#### Aim of the exercise:
Within the material below, find each line bearing the word "subtitle" and present it.
>> start Exercise data
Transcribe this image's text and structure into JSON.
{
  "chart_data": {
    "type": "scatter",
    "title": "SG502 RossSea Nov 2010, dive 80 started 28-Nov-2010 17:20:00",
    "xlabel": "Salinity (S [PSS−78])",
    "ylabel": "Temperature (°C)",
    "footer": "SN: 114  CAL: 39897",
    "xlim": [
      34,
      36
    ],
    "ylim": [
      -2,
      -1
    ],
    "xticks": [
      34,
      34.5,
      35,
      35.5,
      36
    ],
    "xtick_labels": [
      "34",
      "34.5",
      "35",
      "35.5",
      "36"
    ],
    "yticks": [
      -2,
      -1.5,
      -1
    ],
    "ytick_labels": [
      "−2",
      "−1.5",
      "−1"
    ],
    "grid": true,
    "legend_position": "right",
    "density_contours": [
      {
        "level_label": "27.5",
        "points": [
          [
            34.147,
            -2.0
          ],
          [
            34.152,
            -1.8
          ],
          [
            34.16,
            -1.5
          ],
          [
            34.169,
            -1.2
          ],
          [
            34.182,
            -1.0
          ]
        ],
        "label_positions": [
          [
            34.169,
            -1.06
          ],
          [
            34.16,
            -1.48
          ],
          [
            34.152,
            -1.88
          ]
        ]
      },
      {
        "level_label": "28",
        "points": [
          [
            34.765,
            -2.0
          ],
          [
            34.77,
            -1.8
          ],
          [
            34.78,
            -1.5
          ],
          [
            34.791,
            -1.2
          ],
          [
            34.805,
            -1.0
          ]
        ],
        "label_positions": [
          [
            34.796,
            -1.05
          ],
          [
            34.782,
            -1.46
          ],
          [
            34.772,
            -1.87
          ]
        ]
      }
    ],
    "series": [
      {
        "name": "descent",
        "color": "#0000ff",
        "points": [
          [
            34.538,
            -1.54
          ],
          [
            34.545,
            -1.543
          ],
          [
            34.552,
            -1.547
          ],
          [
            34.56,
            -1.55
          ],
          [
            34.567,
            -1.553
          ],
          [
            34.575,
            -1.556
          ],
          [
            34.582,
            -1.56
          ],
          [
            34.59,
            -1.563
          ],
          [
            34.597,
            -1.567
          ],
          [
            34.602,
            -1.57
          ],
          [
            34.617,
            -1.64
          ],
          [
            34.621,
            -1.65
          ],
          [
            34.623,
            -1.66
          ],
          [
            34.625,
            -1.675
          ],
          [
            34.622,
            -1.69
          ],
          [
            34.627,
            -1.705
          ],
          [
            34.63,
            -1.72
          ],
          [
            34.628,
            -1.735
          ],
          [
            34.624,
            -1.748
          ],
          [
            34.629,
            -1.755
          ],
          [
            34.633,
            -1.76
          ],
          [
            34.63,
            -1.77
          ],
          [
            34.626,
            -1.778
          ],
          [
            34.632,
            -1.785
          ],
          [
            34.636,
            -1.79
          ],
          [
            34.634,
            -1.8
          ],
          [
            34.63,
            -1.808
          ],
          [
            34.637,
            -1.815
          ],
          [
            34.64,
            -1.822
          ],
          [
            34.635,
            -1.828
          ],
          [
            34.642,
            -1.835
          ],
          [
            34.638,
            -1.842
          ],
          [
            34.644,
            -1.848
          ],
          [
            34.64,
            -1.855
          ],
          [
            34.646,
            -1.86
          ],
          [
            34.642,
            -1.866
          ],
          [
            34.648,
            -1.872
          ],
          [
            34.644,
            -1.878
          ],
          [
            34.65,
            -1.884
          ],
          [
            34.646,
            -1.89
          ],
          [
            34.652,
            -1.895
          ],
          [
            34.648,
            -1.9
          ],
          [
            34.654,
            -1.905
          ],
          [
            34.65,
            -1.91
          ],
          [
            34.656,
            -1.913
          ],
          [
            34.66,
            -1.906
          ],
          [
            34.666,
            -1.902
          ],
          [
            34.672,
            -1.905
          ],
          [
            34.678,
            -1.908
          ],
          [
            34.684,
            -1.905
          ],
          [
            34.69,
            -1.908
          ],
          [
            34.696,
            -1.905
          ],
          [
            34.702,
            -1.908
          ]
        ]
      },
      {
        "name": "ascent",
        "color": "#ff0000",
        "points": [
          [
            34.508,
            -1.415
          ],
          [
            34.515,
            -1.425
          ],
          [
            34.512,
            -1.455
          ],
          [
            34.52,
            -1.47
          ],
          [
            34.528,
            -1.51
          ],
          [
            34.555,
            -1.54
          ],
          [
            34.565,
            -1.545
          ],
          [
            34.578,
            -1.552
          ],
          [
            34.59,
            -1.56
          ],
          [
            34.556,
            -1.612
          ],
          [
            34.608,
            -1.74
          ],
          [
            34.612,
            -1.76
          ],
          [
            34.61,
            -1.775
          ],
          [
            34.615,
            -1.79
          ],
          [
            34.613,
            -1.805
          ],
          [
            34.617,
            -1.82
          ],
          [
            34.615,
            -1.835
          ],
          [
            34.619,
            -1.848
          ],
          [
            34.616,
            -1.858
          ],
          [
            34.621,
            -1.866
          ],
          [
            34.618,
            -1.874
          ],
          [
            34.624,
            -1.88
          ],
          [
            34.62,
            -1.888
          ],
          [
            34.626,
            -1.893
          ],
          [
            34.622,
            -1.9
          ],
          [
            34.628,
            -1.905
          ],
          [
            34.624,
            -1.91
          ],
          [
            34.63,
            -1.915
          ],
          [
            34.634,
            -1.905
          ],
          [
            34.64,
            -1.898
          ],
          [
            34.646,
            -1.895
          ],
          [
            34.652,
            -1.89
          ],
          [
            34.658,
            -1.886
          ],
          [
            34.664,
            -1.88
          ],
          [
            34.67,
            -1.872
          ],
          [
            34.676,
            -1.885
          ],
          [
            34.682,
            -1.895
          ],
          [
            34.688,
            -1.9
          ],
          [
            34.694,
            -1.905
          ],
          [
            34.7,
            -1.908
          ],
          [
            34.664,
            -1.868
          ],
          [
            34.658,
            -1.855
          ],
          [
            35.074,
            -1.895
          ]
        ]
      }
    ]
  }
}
>> end Exercise data
>> start Exercise data
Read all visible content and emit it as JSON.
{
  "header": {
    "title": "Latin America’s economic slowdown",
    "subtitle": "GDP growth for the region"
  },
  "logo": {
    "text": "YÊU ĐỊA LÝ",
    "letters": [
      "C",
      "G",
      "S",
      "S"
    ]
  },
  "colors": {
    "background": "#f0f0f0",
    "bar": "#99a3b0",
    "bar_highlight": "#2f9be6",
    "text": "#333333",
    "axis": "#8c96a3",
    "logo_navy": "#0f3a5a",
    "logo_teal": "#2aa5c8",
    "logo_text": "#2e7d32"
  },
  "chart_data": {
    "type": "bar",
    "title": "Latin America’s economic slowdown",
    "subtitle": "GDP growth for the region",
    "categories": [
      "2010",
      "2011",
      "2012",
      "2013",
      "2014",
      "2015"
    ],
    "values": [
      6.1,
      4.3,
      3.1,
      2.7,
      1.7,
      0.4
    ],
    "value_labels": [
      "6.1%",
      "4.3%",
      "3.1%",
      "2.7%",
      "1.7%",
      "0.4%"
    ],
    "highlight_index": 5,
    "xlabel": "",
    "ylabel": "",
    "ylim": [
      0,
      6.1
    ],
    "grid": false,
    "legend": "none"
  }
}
>> end Exercise data
#### Solution:
    "subtitle": "GDP growth for the region"
    "subtitle": "GDP growth for the region",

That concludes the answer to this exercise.